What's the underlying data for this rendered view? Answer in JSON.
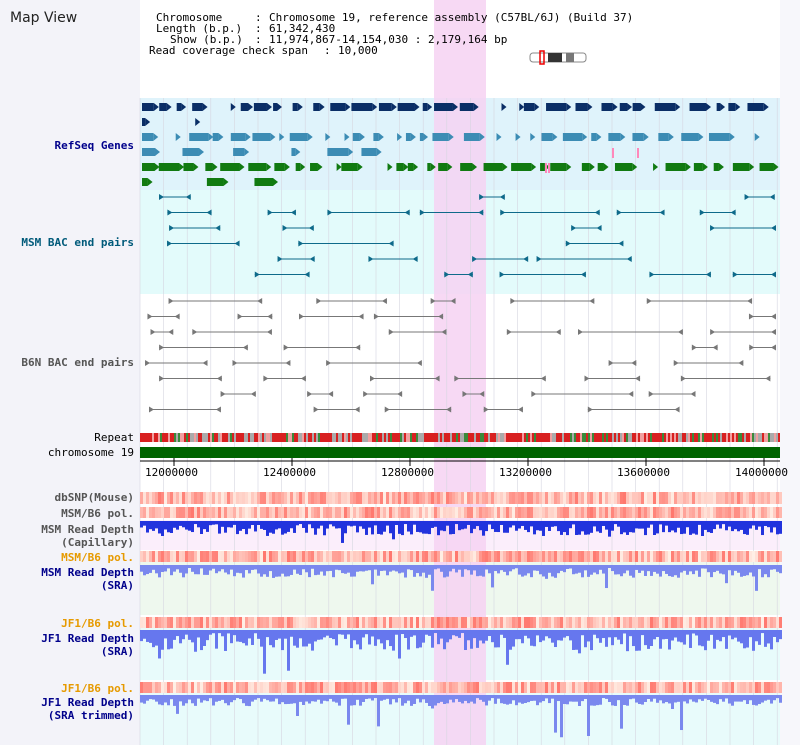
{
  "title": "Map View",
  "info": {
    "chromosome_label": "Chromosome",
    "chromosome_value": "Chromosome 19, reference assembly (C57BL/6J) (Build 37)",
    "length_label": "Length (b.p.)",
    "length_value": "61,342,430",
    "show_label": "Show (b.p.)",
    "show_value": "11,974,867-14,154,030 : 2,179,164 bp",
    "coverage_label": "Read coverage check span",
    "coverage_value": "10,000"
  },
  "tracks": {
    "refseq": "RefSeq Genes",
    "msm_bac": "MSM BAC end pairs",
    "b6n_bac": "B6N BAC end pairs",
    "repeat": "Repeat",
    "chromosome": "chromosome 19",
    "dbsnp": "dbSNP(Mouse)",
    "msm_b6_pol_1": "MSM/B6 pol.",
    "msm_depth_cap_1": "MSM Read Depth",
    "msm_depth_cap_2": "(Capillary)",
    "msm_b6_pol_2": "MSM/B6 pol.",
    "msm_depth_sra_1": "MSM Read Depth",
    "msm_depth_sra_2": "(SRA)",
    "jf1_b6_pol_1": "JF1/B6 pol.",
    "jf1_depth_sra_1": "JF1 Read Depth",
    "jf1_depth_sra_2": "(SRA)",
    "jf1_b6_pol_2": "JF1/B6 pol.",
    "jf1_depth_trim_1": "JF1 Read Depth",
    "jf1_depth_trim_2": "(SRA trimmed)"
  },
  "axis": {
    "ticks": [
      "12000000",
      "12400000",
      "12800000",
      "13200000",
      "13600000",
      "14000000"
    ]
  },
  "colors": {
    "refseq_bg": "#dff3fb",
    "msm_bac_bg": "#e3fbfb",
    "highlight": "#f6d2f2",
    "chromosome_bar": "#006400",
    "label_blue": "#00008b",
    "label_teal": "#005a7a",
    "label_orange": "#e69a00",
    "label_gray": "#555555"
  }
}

**Exercise description**
Would you restate the listing word for word and leave every picture out?

**Reply to the task**
What's the underlying data for this rendered view? Answer in JSON.
{
  "title": "Map View",
  "info": {
    "chromosome_label": "Chromosome",
    "chromosome_value": "Chromosome 19, reference assembly (C57BL/6J) (Build 37)",
    "length_label": "Length (b.p.)",
    "length_value": "61,342,430",
    "show_label": "Show (b.p.)",
    "show_value": "11,974,867-14,154,030 : 2,179,164 bp",
    "coverage_label": "Read coverage check span",
    "coverage_value": "10,000"
  },
  "tracks": {
    "refseq": "RefSeq Genes",
    "msm_bac": "MSM BAC end pairs",
    "b6n_bac": "B6N BAC end pairs",
    "repeat": "Repeat",
    "chromosome": "chromosome 19",
    "dbsnp": "dbSNP(Mouse)",
    "msm_b6_pol_1": "MSM/B6 pol.",
    "msm_depth_cap_1": "MSM Read Depth",
    "msm_depth_cap_2": "(Capillary)",
    "msm_b6_pol_2": "MSM/B6 pol.",
    "msm_depth_sra_1": "MSM Read Depth",
    "msm_depth_sra_2": "(SRA)",
    "jf1_b6_pol_1": "JF1/B6 pol.",
    "jf1_depth_sra_1": "JF1 Read Depth",
    "jf1_depth_sra_2": "(SRA)",
    "jf1_b6_pol_2": "JF1/B6 pol.",
    "jf1_depth_trim_1": "JF1 Read Depth",
    "jf1_depth_trim_2": "(SRA trimmed)"
  },
  "axis": {
    "ticks": [
      "12000000",
      "12400000",
      "12800000",
      "13200000",
      "13600000",
      "14000000"
    ]
  },
  "colors": {
    "refseq_bg": "#dff3fb",
    "msm_bac_bg": "#e3fbfb",
    "highlight": "#f6d2f2",
    "chromosome_bar": "#006400",
    "label_blue": "#00008b",
    "label_teal": "#005a7a",
    "label_orange": "#e69a00",
    "label_gray": "#555555"
  }
}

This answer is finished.